--- start The input ---
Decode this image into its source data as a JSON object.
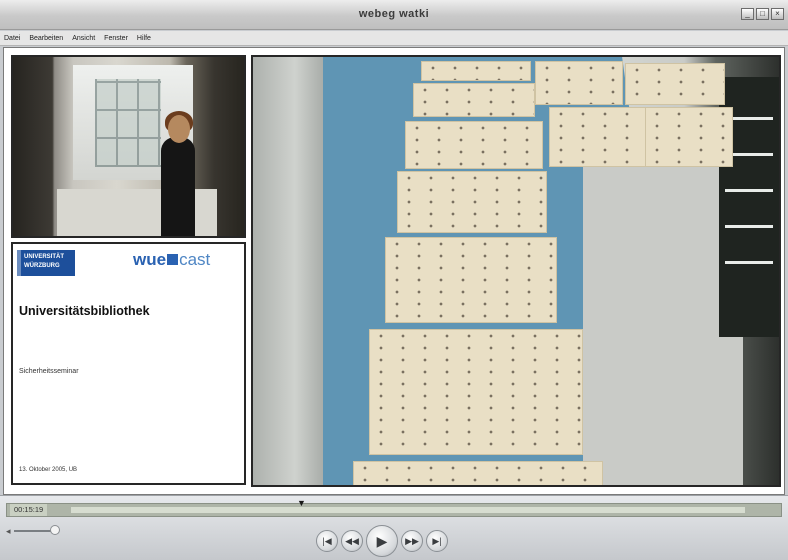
{
  "window": {
    "title": "webeg watki"
  },
  "menu": {
    "items": [
      "Datei",
      "Bearbeiten",
      "Ansicht",
      "Fenster",
      "Hilfe"
    ]
  },
  "slide": {
    "logo_text": "UNIVERSITÄT\nWÜRZBURG",
    "brand_left": "wue",
    "brand_right": "cast",
    "title": "Universitätsbibliothek",
    "subtitle": "Sicherheitsseminar",
    "date": "13. Oktober 2005, UB"
  },
  "player": {
    "timecode": "00:15:19",
    "progress": 0.35,
    "volume": 0.9
  },
  "icons": {
    "prev": "skip-back-icon",
    "rewind": "rewind-icon",
    "play": "play-icon",
    "forward": "fast-forward-icon",
    "next": "skip-forward-icon",
    "speaker": "speaker-icon"
  },
  "colors": {
    "brand_blue": "#2a62b2",
    "floor_blue": "#5f95b4"
  }
}
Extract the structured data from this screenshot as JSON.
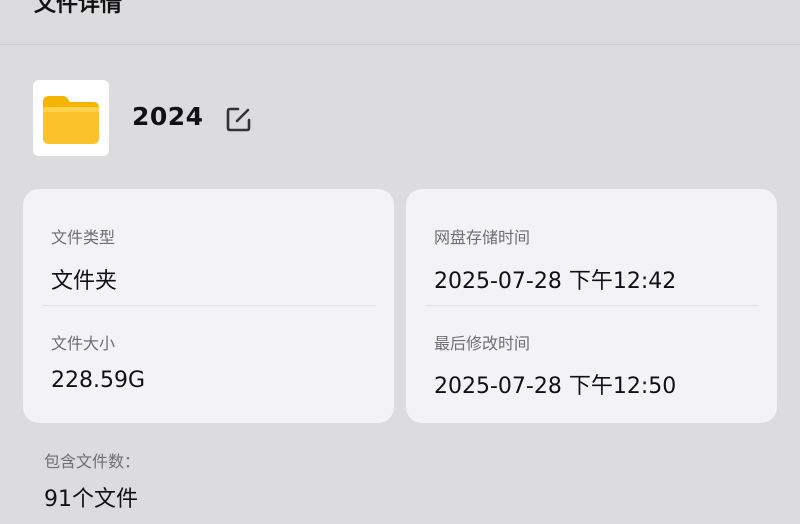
{
  "header": {
    "title": "文件详情",
    "close_icon": "close-icon"
  },
  "folder": {
    "name": "2024",
    "icon": "folder-icon",
    "rename_icon": "edit-icon"
  },
  "info": {
    "type_label": "文件类型",
    "type_value": "文件夹",
    "size_label": "文件大小",
    "size_value": "228.59G",
    "stored_label": "网盘存储时间",
    "stored_value": "2025-07-28 下午12:42",
    "modified_label": "最后修改时间",
    "modified_value": "2025-07-28 下午12:50"
  },
  "contents": {
    "count_label": "包含文件数：",
    "count_value": "91个文件"
  },
  "colors": {
    "background": "#dcdcde",
    "card": "#f3f3f5",
    "folder_yellow": "#fcc22a",
    "label_gray": "#6e6e73"
  }
}
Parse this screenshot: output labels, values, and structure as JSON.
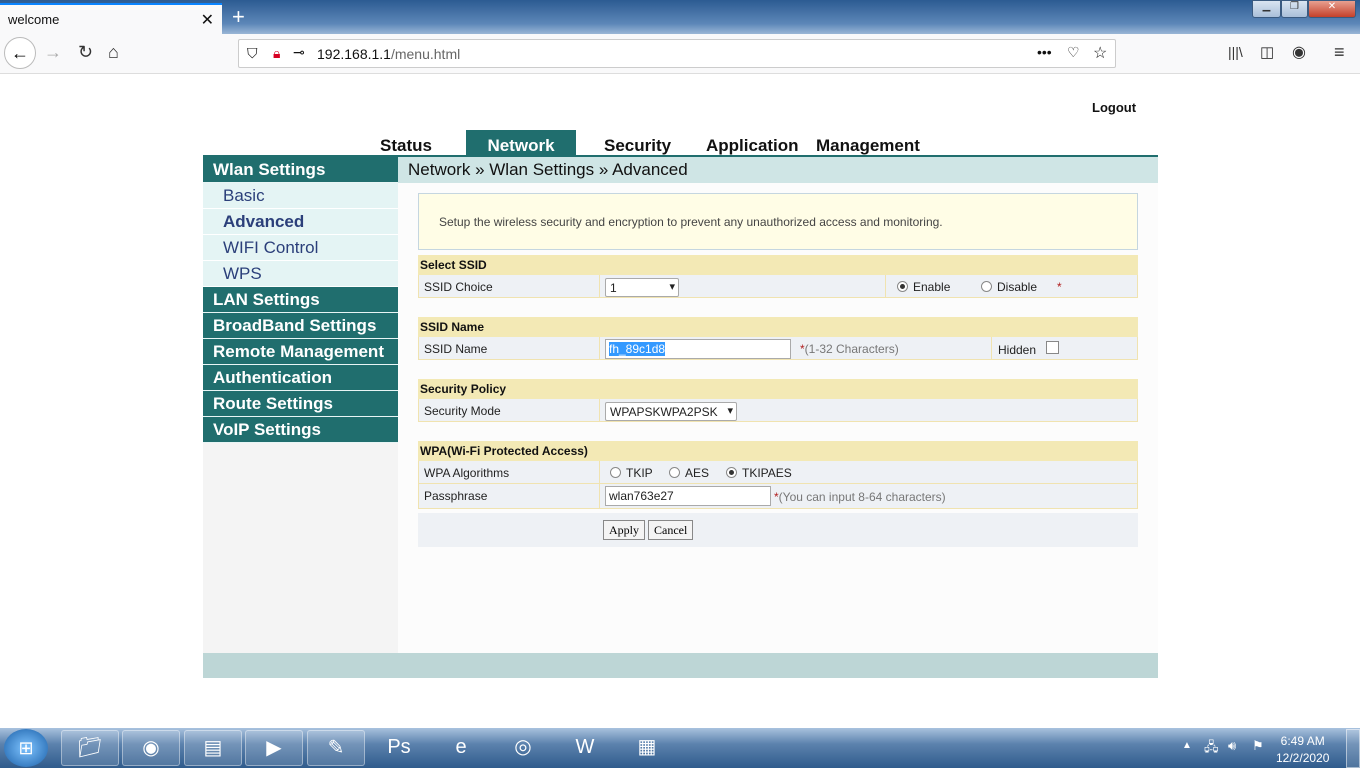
--- end The input ---
Working from the entries above, return all lines that contain "data".

### Expected answer
Decode this image into its source data as a JSON object.
Extract the structured data from this screenshot as JSON.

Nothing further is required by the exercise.